■ Given exercise
Reproduce all the material exactly, minus any pictures it holds.

■ Material for this task
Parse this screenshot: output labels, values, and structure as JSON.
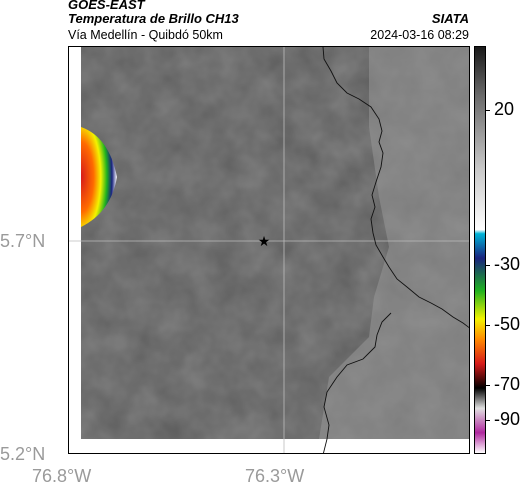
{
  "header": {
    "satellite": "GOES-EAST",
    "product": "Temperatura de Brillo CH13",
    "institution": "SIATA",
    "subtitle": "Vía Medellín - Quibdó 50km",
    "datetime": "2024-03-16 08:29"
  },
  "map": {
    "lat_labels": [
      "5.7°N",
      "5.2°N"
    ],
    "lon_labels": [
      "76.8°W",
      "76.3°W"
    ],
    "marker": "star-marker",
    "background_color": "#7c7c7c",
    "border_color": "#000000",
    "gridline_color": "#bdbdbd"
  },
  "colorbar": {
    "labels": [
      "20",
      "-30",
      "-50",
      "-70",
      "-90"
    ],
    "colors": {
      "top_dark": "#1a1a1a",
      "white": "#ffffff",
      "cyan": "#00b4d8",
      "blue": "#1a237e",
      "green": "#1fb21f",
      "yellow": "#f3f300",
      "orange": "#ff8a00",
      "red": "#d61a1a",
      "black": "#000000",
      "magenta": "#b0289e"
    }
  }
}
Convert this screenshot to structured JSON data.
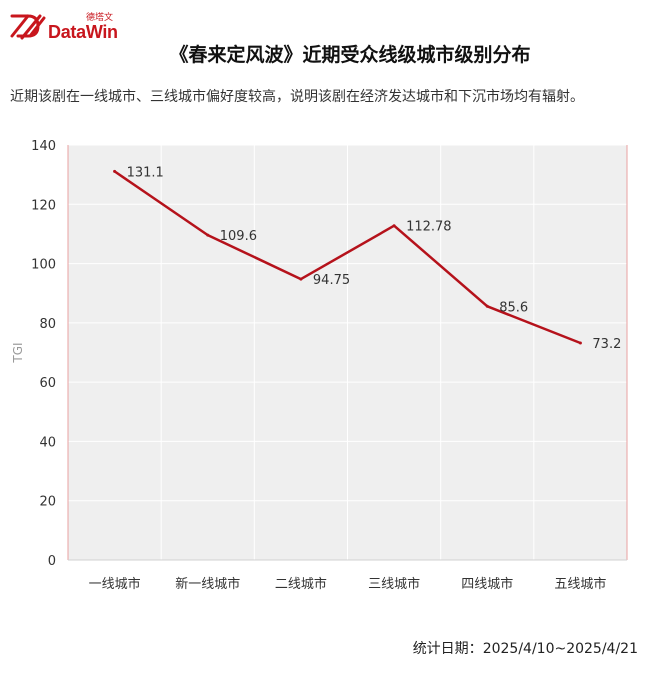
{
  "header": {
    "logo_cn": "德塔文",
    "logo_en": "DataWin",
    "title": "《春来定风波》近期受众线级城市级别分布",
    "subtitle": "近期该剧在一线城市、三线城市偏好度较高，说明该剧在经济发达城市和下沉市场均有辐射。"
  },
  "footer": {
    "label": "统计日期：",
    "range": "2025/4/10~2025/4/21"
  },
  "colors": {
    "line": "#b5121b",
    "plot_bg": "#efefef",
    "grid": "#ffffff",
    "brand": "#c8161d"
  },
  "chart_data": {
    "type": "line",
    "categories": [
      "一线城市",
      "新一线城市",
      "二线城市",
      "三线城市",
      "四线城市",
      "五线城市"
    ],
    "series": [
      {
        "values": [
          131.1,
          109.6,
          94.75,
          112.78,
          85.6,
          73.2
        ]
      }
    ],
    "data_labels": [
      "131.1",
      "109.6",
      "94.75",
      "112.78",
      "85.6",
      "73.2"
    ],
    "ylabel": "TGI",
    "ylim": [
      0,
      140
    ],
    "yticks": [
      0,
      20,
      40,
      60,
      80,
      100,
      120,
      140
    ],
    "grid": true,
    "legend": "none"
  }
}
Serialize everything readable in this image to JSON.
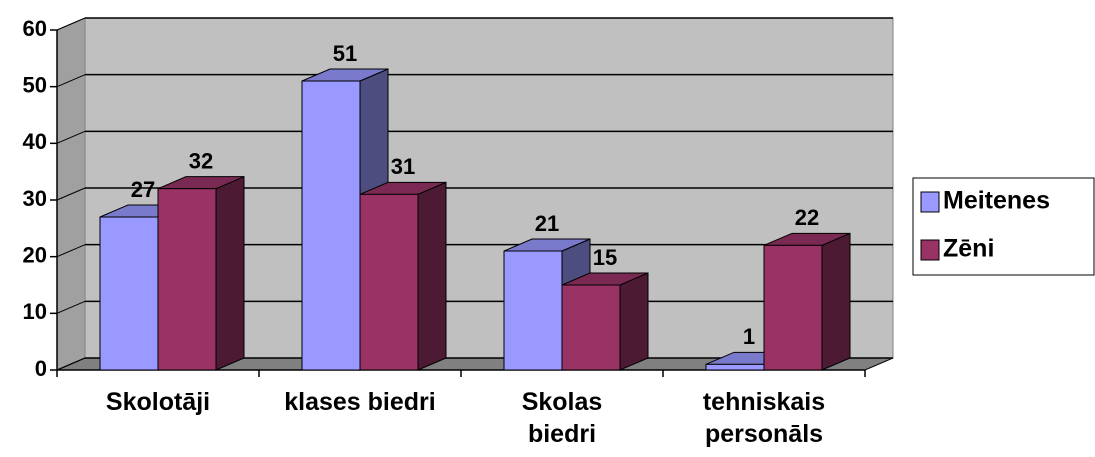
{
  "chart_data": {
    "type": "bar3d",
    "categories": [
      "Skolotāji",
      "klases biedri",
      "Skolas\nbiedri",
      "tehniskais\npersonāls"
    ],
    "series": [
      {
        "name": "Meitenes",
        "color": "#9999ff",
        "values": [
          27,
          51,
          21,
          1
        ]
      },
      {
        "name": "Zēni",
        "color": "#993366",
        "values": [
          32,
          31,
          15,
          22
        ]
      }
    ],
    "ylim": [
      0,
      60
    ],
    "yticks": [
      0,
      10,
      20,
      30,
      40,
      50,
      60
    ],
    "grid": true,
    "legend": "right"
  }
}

■ Response to the exercise
Parse this screenshot: output labels, values, and structure as JSON.
{
  "header": {
    "satellite": "GOES-EAST",
    "product": "Temperatura de Brillo CH13",
    "institution": "SIATA",
    "subtitle": "Vía Medellín - Quibdó 50km",
    "datetime": "2024-03-16 08:29"
  },
  "map": {
    "lat_labels": [
      "5.7°N",
      "5.2°N"
    ],
    "lon_labels": [
      "76.8°W",
      "76.3°W"
    ],
    "marker": "star-marker",
    "background_color": "#7c7c7c",
    "border_color": "#000000",
    "gridline_color": "#bdbdbd"
  },
  "colorbar": {
    "labels": [
      "20",
      "-30",
      "-50",
      "-70",
      "-90"
    ],
    "colors": {
      "top_dark": "#1a1a1a",
      "white": "#ffffff",
      "cyan": "#00b4d8",
      "blue": "#1a237e",
      "green": "#1fb21f",
      "yellow": "#f3f300",
      "orange": "#ff8a00",
      "red": "#d61a1a",
      "black": "#000000",
      "magenta": "#b0289e"
    }
  }
}
Convert this screenshot to structured JSON data.
{
  "header": {
    "logo_cn": "德塔文",
    "logo_en": "DataWin",
    "title": "《春来定风波》近期受众线级城市级别分布",
    "subtitle": "近期该剧在一线城市、三线城市偏好度较高，说明该剧在经济发达城市和下沉市场均有辐射。"
  },
  "footer": {
    "label": "统计日期：",
    "range": "2025/4/10~2025/4/21"
  },
  "colors": {
    "line": "#b5121b",
    "plot_bg": "#efefef",
    "grid": "#ffffff",
    "brand": "#c8161d"
  },
  "chart_data": {
    "type": "line",
    "categories": [
      "一线城市",
      "新一线城市",
      "二线城市",
      "三线城市",
      "四线城市",
      "五线城市"
    ],
    "series": [
      {
        "values": [
          131.1,
          109.6,
          94.75,
          112.78,
          85.6,
          73.2
        ]
      }
    ],
    "data_labels": [
      "131.1",
      "109.6",
      "94.75",
      "112.78",
      "85.6",
      "73.2"
    ],
    "ylabel": "TGI",
    "ylim": [
      0,
      140
    ],
    "yticks": [
      0,
      20,
      40,
      60,
      80,
      100,
      120,
      140
    ],
    "grid": true,
    "legend": "none"
  }
}
Serialize everything readable in this image to JSON.
{
  "chart_data": {
    "type": "bar3d",
    "categories": [
      "Skolotāji",
      "klases biedri",
      "Skolas\nbiedri",
      "tehniskais\npersonāls"
    ],
    "series": [
      {
        "name": "Meitenes",
        "color": "#9999ff",
        "values": [
          27,
          51,
          21,
          1
        ]
      },
      {
        "name": "Zēni",
        "color": "#993366",
        "values": [
          32,
          31,
          15,
          22
        ]
      }
    ],
    "ylim": [
      0,
      60
    ],
    "yticks": [
      0,
      10,
      20,
      30,
      40,
      50,
      60
    ],
    "grid": true,
    "legend": "right"
  }
}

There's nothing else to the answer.